_What needs to be done_
Review the listing and copy each line that holds the word "familieliv".

# START OF Material for this task

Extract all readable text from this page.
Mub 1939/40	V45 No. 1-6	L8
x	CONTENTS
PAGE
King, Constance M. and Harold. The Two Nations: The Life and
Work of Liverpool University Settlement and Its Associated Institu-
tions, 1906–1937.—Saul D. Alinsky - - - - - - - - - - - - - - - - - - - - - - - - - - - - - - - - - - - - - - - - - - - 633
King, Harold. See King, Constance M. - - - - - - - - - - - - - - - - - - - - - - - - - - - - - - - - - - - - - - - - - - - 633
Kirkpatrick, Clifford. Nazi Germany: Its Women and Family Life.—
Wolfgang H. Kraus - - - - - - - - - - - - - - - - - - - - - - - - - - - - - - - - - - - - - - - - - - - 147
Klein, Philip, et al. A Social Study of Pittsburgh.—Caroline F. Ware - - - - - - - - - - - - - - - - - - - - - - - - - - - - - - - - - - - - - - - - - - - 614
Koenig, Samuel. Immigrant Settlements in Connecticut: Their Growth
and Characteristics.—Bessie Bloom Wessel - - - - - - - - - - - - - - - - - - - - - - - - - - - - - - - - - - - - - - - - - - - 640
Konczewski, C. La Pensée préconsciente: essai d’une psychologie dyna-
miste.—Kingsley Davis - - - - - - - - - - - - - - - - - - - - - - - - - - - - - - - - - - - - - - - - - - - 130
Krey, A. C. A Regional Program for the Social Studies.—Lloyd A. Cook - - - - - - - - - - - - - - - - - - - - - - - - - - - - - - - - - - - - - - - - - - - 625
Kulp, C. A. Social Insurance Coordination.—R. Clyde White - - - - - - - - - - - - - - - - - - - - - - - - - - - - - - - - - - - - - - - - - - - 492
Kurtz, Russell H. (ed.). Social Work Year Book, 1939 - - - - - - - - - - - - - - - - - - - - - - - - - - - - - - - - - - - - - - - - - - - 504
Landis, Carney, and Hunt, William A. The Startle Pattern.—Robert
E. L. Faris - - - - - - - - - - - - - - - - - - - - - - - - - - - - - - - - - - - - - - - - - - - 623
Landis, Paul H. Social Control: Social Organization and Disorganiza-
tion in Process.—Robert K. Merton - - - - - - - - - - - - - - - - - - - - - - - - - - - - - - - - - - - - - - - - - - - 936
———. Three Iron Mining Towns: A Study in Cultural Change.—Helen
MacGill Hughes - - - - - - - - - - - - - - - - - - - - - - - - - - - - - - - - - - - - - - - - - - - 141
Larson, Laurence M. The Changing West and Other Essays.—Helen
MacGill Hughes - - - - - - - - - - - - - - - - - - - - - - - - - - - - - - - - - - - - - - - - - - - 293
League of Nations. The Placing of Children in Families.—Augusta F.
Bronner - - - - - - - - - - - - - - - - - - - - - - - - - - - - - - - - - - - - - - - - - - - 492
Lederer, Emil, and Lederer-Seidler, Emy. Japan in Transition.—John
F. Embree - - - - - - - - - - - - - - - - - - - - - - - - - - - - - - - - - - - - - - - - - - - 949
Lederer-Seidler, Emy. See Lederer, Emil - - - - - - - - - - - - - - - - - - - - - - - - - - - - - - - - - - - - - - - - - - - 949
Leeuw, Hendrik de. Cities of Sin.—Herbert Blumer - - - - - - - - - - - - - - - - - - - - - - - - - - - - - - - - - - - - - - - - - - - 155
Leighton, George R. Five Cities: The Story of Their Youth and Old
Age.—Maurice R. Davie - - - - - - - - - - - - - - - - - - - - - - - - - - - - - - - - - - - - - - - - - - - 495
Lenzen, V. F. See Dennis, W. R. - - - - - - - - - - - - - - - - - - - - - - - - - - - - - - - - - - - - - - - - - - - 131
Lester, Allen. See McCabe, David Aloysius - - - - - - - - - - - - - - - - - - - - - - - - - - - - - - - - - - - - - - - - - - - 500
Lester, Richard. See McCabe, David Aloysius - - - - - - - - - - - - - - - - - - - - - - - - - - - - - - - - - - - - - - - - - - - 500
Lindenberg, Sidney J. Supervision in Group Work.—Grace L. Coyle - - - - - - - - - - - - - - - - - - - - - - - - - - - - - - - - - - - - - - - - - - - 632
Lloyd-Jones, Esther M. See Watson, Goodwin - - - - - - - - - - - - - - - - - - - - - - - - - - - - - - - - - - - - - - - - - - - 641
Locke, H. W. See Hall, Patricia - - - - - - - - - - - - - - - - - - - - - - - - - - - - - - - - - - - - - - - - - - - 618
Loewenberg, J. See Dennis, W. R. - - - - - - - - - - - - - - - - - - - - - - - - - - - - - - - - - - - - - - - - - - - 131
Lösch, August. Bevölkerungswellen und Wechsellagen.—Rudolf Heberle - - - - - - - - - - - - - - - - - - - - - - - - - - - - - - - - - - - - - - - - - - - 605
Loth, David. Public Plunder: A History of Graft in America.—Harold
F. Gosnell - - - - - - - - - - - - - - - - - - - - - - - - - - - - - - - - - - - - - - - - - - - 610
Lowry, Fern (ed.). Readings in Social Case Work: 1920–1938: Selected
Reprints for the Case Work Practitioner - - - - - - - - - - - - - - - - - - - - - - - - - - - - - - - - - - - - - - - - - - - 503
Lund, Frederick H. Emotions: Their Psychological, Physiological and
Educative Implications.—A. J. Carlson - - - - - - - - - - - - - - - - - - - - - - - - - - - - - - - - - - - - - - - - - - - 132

# END OF Material for this task
# START OF Material for this task

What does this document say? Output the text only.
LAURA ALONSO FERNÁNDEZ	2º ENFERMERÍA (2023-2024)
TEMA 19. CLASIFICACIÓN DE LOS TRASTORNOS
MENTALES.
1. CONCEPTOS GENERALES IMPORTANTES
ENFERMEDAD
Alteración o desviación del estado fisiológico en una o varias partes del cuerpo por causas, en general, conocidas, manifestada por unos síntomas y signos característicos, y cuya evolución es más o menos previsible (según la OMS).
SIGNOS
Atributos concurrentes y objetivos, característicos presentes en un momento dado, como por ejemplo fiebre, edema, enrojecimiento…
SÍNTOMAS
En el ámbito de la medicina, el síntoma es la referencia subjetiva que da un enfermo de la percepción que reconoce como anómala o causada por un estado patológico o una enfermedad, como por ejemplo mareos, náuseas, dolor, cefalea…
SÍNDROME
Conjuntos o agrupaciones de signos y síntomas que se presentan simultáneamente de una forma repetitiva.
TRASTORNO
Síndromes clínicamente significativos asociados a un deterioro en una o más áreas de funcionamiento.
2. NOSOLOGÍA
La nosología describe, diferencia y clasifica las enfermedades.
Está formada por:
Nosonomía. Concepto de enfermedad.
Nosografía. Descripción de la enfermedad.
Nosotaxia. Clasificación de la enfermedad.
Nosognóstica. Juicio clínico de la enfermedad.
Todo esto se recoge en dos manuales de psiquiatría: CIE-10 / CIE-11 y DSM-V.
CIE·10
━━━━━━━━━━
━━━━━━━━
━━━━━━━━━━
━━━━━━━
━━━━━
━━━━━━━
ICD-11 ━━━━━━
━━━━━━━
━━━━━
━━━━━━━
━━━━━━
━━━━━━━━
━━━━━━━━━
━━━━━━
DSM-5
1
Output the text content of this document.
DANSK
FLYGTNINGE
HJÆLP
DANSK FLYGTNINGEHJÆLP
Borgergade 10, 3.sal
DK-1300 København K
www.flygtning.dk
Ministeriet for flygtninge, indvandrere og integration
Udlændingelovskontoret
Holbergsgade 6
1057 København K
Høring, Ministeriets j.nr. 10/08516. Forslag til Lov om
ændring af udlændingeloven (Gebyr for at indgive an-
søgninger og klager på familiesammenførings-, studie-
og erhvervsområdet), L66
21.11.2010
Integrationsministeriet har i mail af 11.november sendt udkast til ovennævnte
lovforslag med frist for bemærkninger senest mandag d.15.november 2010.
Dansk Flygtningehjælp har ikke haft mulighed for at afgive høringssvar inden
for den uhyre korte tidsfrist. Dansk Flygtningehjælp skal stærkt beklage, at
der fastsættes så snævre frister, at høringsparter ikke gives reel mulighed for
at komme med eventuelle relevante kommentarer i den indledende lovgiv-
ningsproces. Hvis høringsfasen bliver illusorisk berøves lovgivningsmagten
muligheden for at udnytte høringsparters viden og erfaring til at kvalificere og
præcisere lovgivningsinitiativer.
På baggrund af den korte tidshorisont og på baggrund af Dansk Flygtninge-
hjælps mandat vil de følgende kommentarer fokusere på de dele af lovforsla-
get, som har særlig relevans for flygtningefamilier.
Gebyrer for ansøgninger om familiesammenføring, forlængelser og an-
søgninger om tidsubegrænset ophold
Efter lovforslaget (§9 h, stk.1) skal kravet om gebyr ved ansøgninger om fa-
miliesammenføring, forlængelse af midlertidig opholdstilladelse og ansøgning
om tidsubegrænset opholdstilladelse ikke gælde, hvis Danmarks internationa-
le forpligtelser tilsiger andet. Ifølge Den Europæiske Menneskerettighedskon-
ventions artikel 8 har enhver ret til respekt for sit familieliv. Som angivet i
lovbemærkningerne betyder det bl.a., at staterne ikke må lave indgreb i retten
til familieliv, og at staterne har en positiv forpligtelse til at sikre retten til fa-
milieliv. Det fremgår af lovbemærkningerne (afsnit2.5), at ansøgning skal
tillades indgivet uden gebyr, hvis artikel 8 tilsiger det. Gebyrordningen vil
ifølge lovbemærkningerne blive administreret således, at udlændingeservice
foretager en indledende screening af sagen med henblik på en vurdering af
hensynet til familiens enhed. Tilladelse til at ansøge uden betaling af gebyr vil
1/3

# END OF Material for this task
# START OF Material for this task

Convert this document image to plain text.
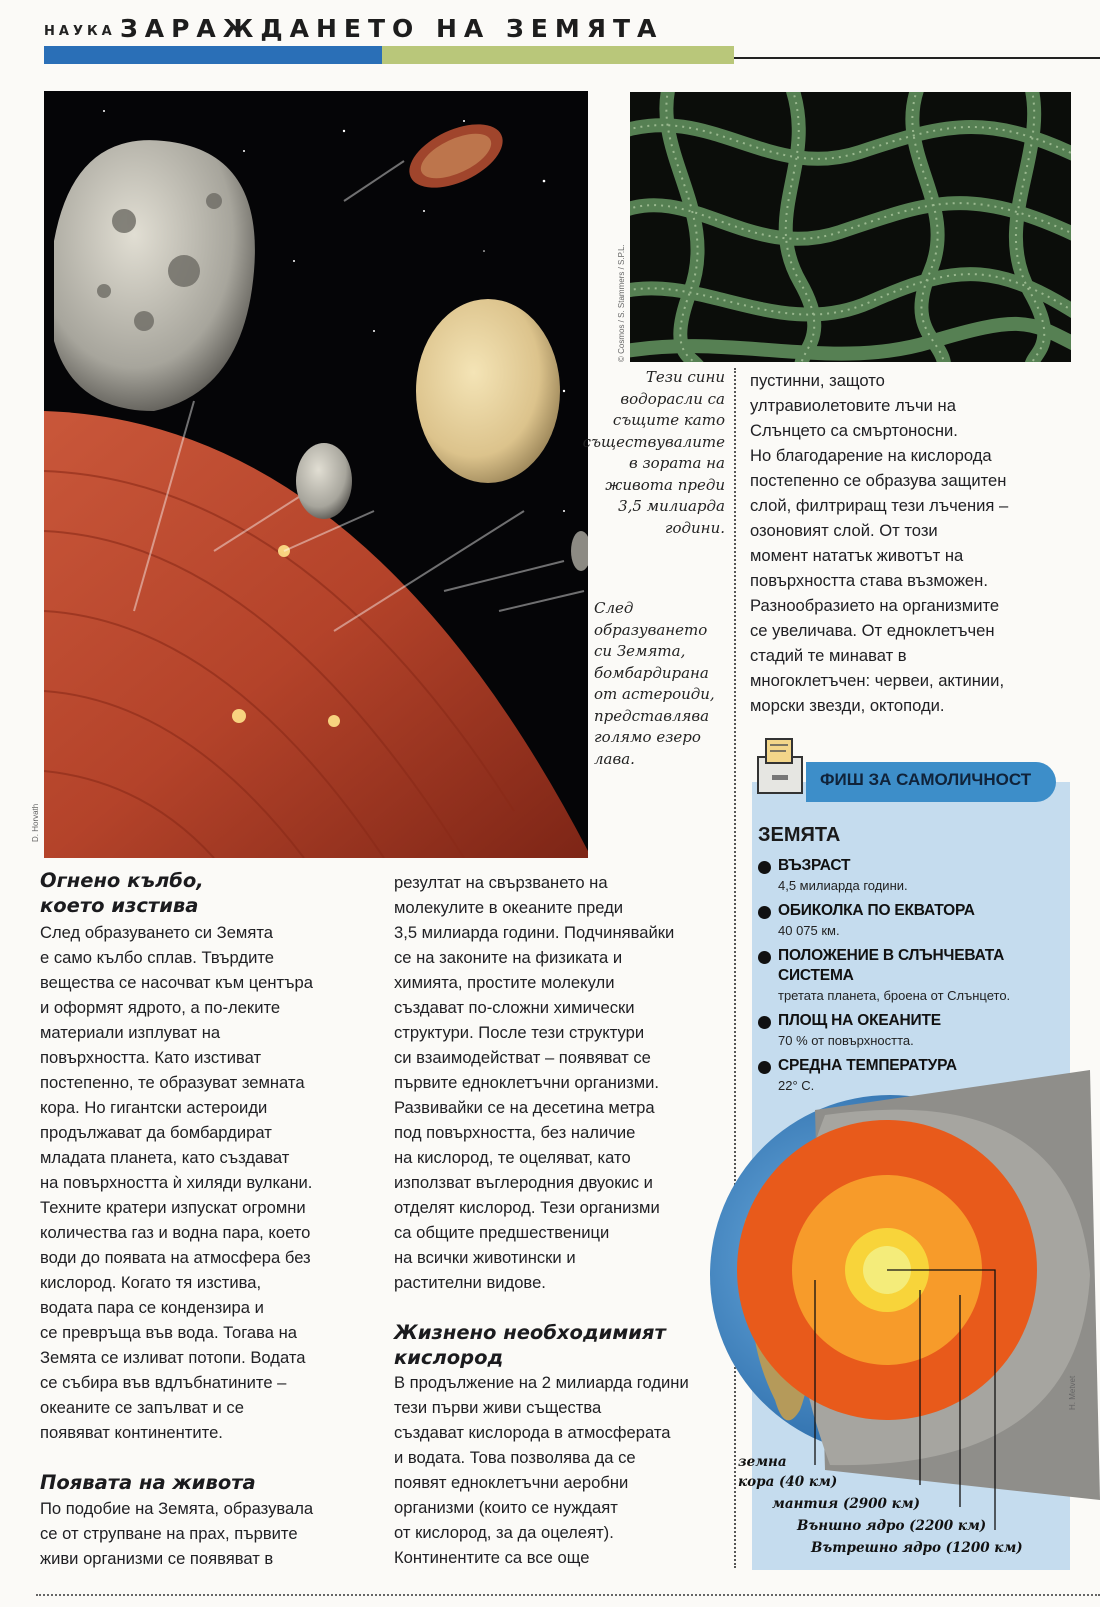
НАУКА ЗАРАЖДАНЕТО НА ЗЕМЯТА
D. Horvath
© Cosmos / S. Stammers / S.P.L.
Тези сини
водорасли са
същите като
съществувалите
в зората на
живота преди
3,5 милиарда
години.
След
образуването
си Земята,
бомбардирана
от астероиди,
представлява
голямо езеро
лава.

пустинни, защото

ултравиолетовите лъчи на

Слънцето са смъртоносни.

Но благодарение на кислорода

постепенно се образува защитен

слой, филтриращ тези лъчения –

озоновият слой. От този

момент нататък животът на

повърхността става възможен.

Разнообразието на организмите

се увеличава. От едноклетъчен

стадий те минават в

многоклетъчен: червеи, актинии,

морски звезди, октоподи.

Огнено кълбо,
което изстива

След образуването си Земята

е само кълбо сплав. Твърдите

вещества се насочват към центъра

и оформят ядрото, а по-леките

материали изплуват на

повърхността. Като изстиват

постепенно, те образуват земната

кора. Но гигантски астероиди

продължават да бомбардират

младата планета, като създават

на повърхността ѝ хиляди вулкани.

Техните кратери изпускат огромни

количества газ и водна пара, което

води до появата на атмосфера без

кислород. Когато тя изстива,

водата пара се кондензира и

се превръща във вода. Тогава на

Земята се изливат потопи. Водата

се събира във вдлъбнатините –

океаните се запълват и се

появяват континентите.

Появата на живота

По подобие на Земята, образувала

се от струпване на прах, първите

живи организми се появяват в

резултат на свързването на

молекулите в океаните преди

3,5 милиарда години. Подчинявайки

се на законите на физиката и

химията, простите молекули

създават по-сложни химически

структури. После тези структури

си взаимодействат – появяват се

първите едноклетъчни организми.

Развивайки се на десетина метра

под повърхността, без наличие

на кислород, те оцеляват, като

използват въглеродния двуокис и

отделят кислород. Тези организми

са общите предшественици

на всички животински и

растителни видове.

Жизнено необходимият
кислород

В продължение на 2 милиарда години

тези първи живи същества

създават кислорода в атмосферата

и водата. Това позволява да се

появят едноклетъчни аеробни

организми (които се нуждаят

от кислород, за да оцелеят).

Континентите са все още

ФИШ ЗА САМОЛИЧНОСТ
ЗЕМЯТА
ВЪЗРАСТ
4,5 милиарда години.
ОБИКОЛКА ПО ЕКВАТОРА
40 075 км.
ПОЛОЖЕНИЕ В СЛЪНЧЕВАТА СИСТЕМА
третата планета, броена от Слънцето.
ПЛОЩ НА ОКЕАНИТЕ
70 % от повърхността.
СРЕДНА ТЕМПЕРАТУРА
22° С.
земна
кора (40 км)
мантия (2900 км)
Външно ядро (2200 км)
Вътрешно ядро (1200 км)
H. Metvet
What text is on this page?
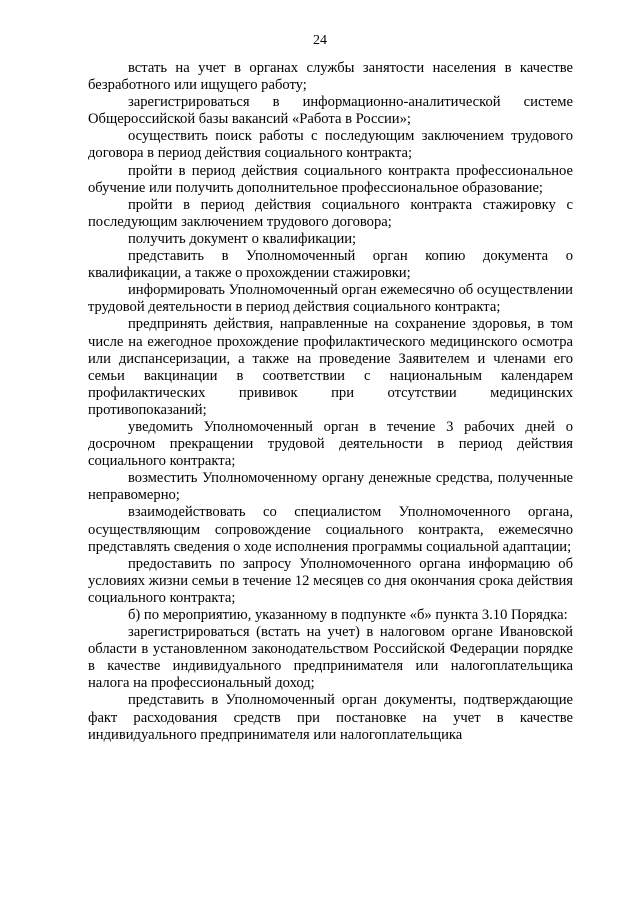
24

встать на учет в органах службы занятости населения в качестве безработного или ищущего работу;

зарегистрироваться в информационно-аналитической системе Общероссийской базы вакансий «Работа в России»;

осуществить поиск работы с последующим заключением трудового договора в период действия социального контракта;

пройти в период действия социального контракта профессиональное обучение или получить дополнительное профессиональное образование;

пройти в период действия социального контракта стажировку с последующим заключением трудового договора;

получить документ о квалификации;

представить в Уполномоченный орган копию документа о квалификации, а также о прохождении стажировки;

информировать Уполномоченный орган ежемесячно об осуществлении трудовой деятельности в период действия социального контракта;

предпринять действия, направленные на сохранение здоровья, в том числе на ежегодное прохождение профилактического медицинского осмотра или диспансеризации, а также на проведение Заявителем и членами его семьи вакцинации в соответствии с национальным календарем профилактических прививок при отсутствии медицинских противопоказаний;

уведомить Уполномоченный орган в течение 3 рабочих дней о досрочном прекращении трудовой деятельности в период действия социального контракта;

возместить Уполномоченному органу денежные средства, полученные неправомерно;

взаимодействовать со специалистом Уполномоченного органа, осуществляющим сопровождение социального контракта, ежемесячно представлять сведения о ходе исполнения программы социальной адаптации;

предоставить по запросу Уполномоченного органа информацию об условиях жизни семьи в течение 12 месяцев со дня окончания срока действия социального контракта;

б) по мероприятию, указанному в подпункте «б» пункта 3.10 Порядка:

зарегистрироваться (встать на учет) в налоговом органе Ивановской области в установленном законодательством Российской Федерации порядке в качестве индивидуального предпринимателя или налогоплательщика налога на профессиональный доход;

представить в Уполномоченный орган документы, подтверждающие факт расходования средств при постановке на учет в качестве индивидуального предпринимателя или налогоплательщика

# END OF Material for this task

_Answer to the problem_
ventions artikel 8 har enhver ret til respekt for sit familieliv. Som angivet i
til familieliv, og at staterne har en positiv forpligtelse til at sikre retten til fa-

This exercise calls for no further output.